Information given:
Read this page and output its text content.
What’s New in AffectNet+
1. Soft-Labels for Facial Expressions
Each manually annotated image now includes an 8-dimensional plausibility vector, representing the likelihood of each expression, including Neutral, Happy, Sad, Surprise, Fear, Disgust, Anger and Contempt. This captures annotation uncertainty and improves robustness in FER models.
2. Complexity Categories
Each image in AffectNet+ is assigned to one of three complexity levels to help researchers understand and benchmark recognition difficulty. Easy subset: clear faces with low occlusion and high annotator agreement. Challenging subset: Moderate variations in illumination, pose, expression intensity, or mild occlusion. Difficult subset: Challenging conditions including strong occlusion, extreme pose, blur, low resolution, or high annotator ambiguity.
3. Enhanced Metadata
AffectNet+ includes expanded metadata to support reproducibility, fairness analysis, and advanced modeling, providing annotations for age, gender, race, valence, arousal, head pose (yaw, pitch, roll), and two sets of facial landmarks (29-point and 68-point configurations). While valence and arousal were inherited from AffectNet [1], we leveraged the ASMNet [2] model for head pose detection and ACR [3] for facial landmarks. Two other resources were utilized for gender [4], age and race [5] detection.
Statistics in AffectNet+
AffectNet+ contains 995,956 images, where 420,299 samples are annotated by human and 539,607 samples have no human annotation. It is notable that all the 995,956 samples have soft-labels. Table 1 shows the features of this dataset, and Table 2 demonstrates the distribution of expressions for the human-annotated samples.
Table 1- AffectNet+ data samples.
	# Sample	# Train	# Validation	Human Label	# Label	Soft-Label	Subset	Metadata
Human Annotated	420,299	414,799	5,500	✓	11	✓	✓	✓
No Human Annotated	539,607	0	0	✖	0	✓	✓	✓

Instruction:
Going through the data above, count the lines where the string "includes" appears, and answer with only that number.

Right answer:
2